=== Input for this task ===
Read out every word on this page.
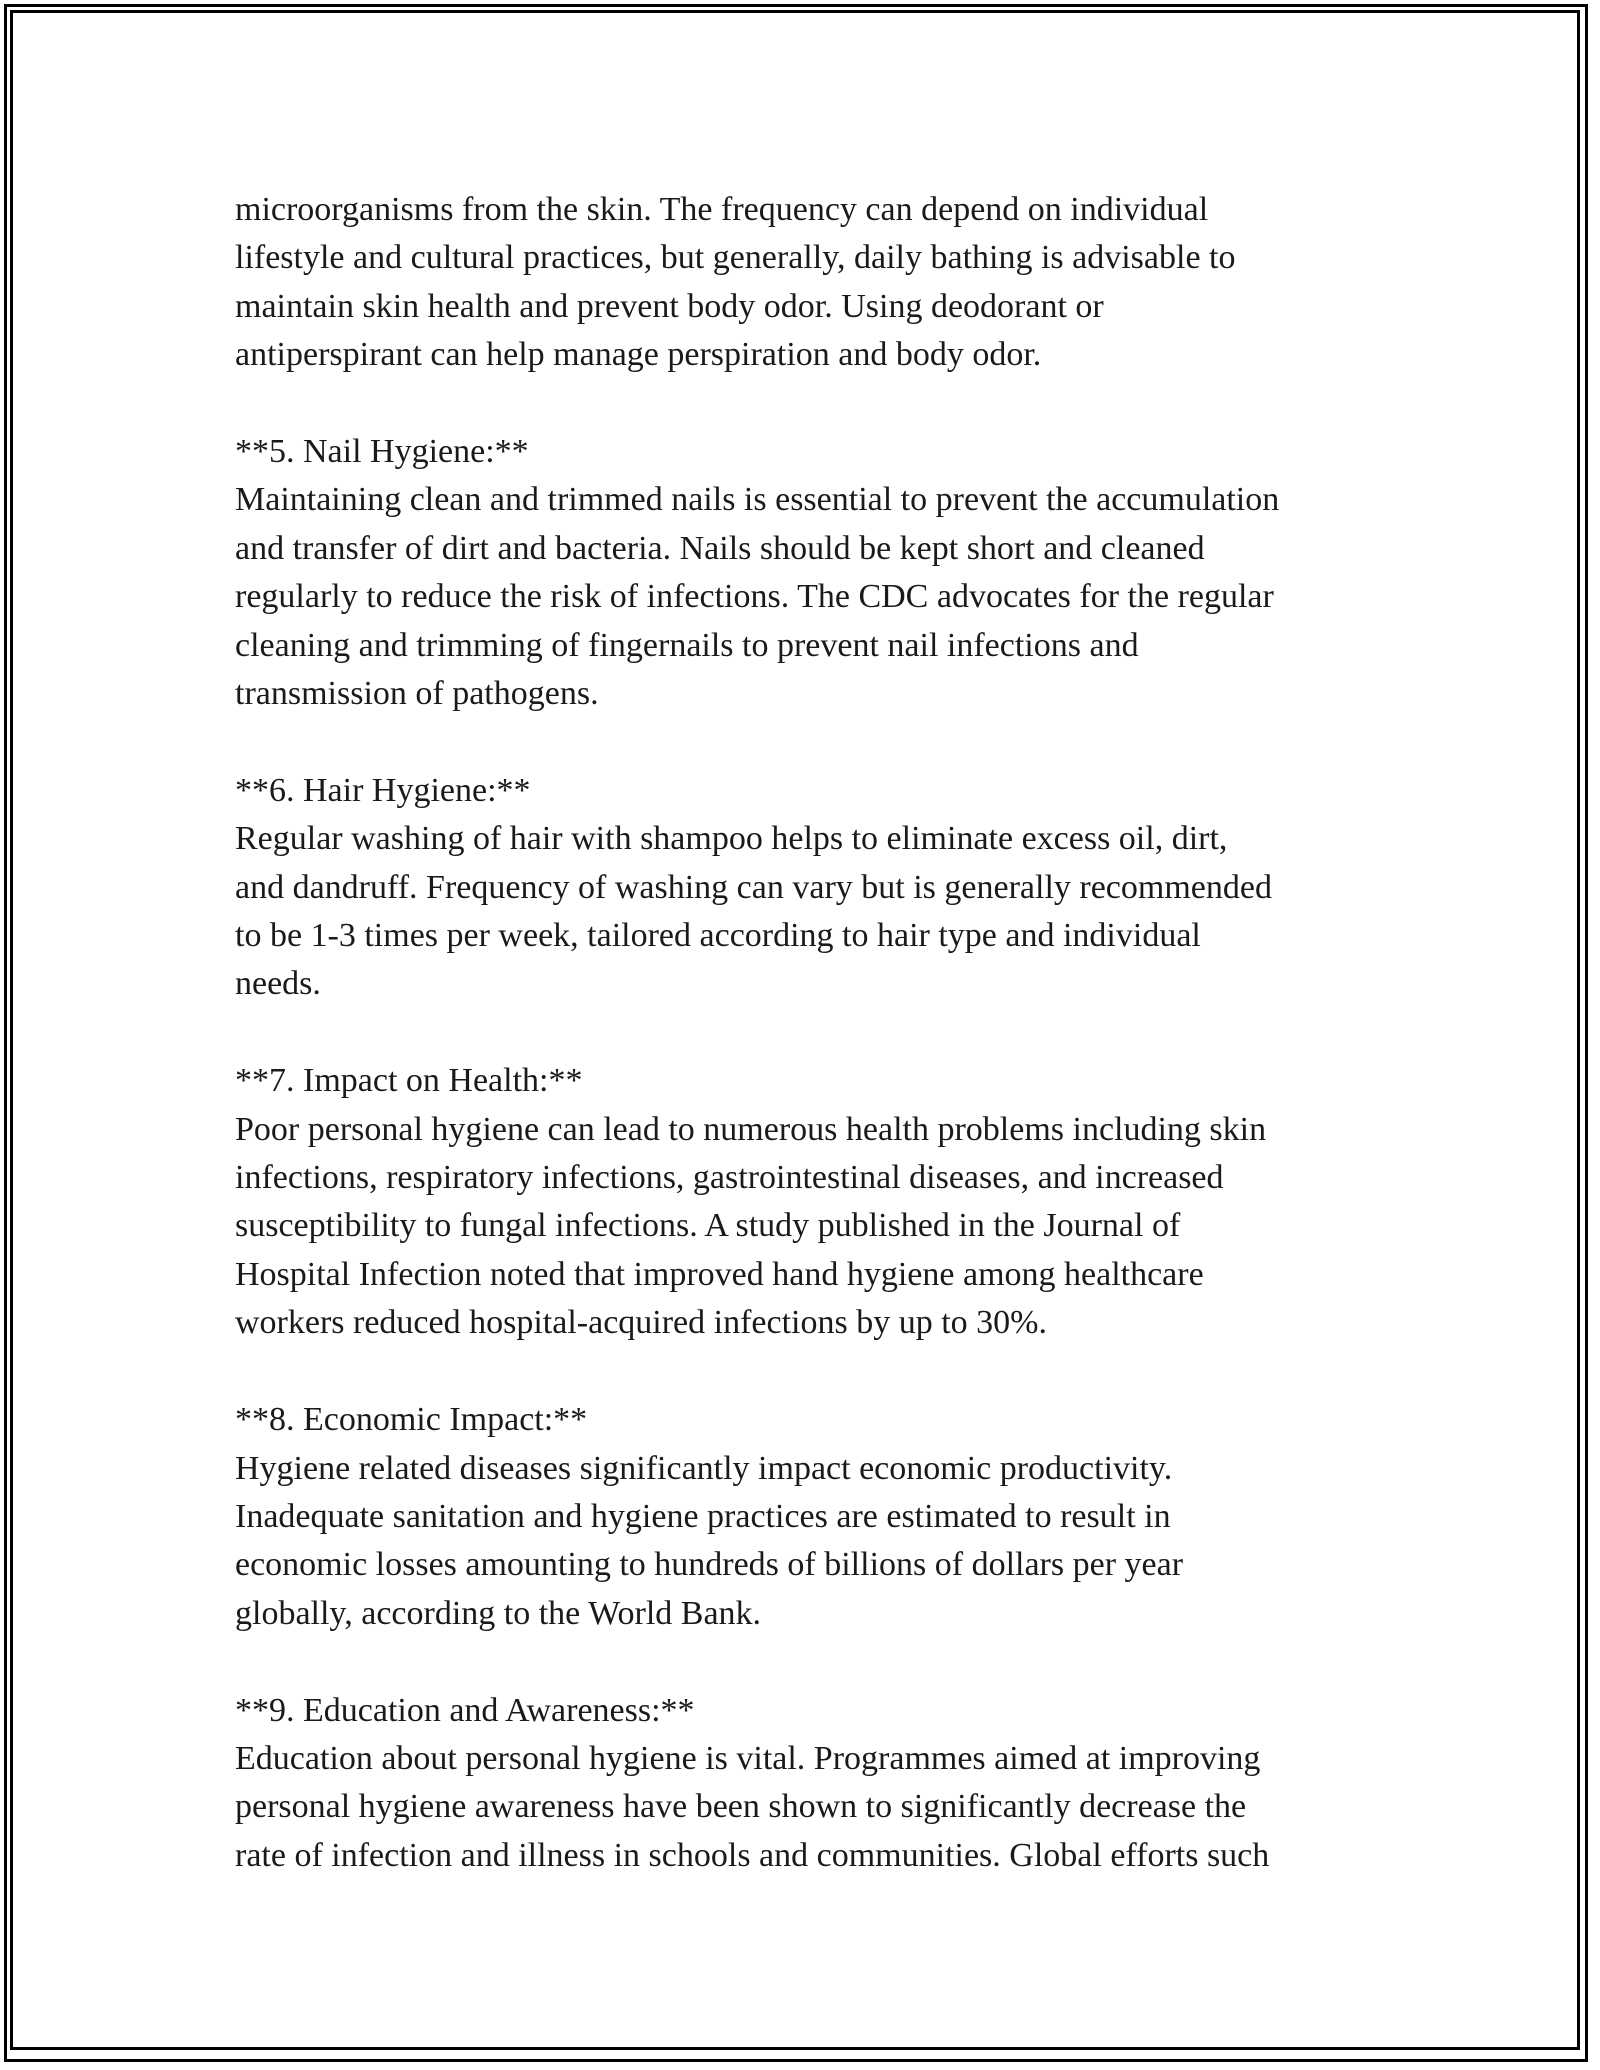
microorganisms from the skin. The frequency can depend on individual
lifestyle and cultural practices, but generally, daily bathing is advisable to
maintain skin health and prevent body odor. Using deodorant or
antiperspirant can help manage perspiration and body odor.

**5. Nail Hygiene:**

Maintaining clean and trimmed nails is essential to prevent the accumulation
and transfer of dirt and bacteria. Nails should be kept short and cleaned
regularly to reduce the risk of infections. The CDC advocates for the regular
cleaning and trimming of fingernails to prevent nail infections and
transmission of pathogens.

**6. Hair Hygiene:**

Regular washing of hair with shampoo helps to eliminate excess oil, dirt,
and dandruff. Frequency of washing can vary but is generally recommended
to be 1-3 times per week, tailored according to hair type and individual
needs.

**7. Impact on Health:**

Poor personal hygiene can lead to numerous health problems including skin
infections, respiratory infections, gastrointestinal diseases, and increased
susceptibility to fungal infections. A study published in the Journal of
Hospital Infection noted that improved hand hygiene among healthcare
workers reduced hospital-acquired infections by up to 30%.

**8. Economic Impact:**

Hygiene related diseases significantly impact economic productivity.
Inadequate sanitation and hygiene practices are estimated to result in
economic losses amounting to hundreds of billions of dollars per year
globally, according to the World Bank.

**9. Education and Awareness:**

Education about personal hygiene is vital. Programmes aimed at improving
personal hygiene awareness have been shown to significantly decrease the
rate of infection and illness in schools and communities. Global efforts such
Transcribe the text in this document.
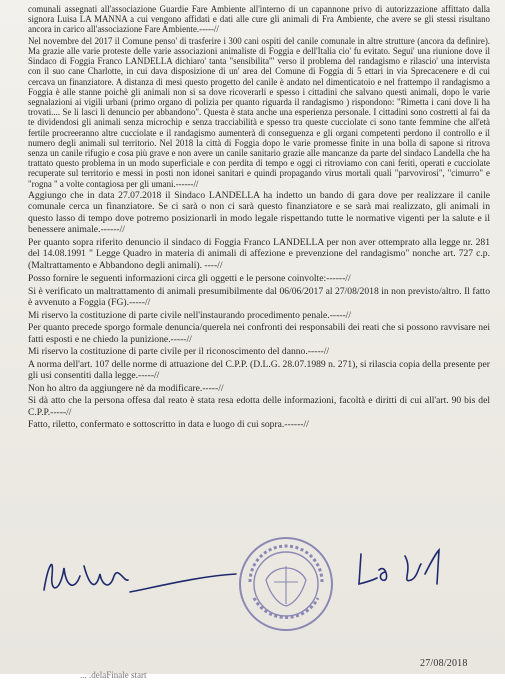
comunali assegnati all'associazione Guardie Fare Ambiente all'interno di un capannone privo di autorizzazione affittato dalla signora Luisa LA MANNA a cui vengono affidati e dati alle cure gli animali di Fra Ambiente, che avere se gli stessi risultano ancora in carico all'associazione Fare Ambiente.-----//

Nel novembre del 2017 il Comune penso' di trasferire i 300 cani ospiti del canile comunale in altre strutture (ancora da definire). Ma grazie alle varie proteste delle varie associazioni animaliste di Foggia e dell'Italia cio' fu evitato. Segui' una riunione dove il Sindaco di Foggia Franco LANDELLA dichiaro' tanta "sensibilita'" verso il problema del randagismo e rilascio' una intervista con il suo cane Charlotte, in cui dava disposizione di un' area del Comune di Foggia di 5 ettari in via Sprecacenere e di cui cercava un finanziatore. A distanza di mesi questo progetto del canile è andato nel dimenticatoio e nel frattempo il randagismo a Foggia è alle stanne poichè gli animali non si sa dove ricoverarli e spesso i cittadini che salvano questi animali, dopo le varie segnalazioni ai vigili urbani (primo organo di polizia per quanto riguarda il randagismo ) rispondono: "Rimetta i cani dove li ha trovati.... Se li lasci li denuncio per abbandono". Questa è stata anche una esperienza personale. I cittadini sono costretti al fai da te dividendosi gli animali senza microchip e senza tracciabilità e spesso tra queste cucciolate ci sono tante femmine che all'età fertile procreeranno altre cucciolate e il randagismo aumenterà di conseguenza e gli organi competenti perdono il controllo e il numero degli animali sul territorio. Nel 2018 la città di Foggia dopo le varie promesse finite in una bolla di sapone si ritrova senza un canile rifugio e cosa più grave e non avere un canile sanitario grazie alle mancanze da parte del sindaco Landella che ha trattato questo problema in un modo superficiale e con perdita di tempo e oggi ci ritroviamo con cani feriti, operati e cucciolate recuperate sul territorio e messi in posti non idonei sanitari e quindi propagando virus mortali quali "parvovirosi", "cimurro" e "rogna " a volte contagiosa per gli umani.------//

Aggiungo che in data 27.07.2018 il Sindaco LANDELLA ha indetto un bando di gara dove per realizzare il canile comunale cerca un finanziatore. Se ci sarà o non ci sarà questo finanziatore e se sarà mai realizzato, gli animali in questo lasso di tempo dove potremo posizionarli in modo legale rispettando tutte le normative vigenti per la salute e il benessere animale.------//

Per quanto sopra riferito denuncio il sindaco di Foggia Franco LANDELLA per non aver ottemprato alla legge nr. 281 del 14.08.1991 " Legge Quadro in materia di animali di affezione e prevenzione del randagismo" nonche art. 727 c.p. (Maltrattamento e Abbandono degli animali). ----//

Posso fornire le seguenti informazioni circa gli oggetti e le persone coinvolte:------//

Si è verificato un maltrattamento di animali presumibilmente dal 06/06/2017 al 27/08/2018 in non previsto/altro. Il fatto è avvenuto a Foggia (FG).-----//

Mi riservo la costituzione di parte civile nell'instaurando procedimento penale.-----//

Per quanto precede sporgo formale denuncia/querela nei confronti dei responsabili dei reati che si possono ravvisare nei fatti esposti e ne chiedo la punizione.-----//

Mi riservo la costituzione di parte civile per il riconoscimento del danno.-----//

A norma dell'art. 107 delle norme di attuazione del C.P.P. (D.L.G. 28.07.1989 n. 271), si rilascia copia della presente per gli usi consentiti dalla legge.-----//

Non ho altro da aggiungere nè da modificare.-----//

Si dà atto che la persona offesa dal reato è stata resa edotta delle informazioni, facoltà e diritti di cui all'art. 90 bis del C.P.P.-----//

Fatto, riletto, confermato e sottoscritto in data e luogo di cui sopra.------//

27/08/2018
... .delaFinale start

=== Work item ===
If a line in the data holds the word "legge", count it, then state the total alone.

=== Response below ===
2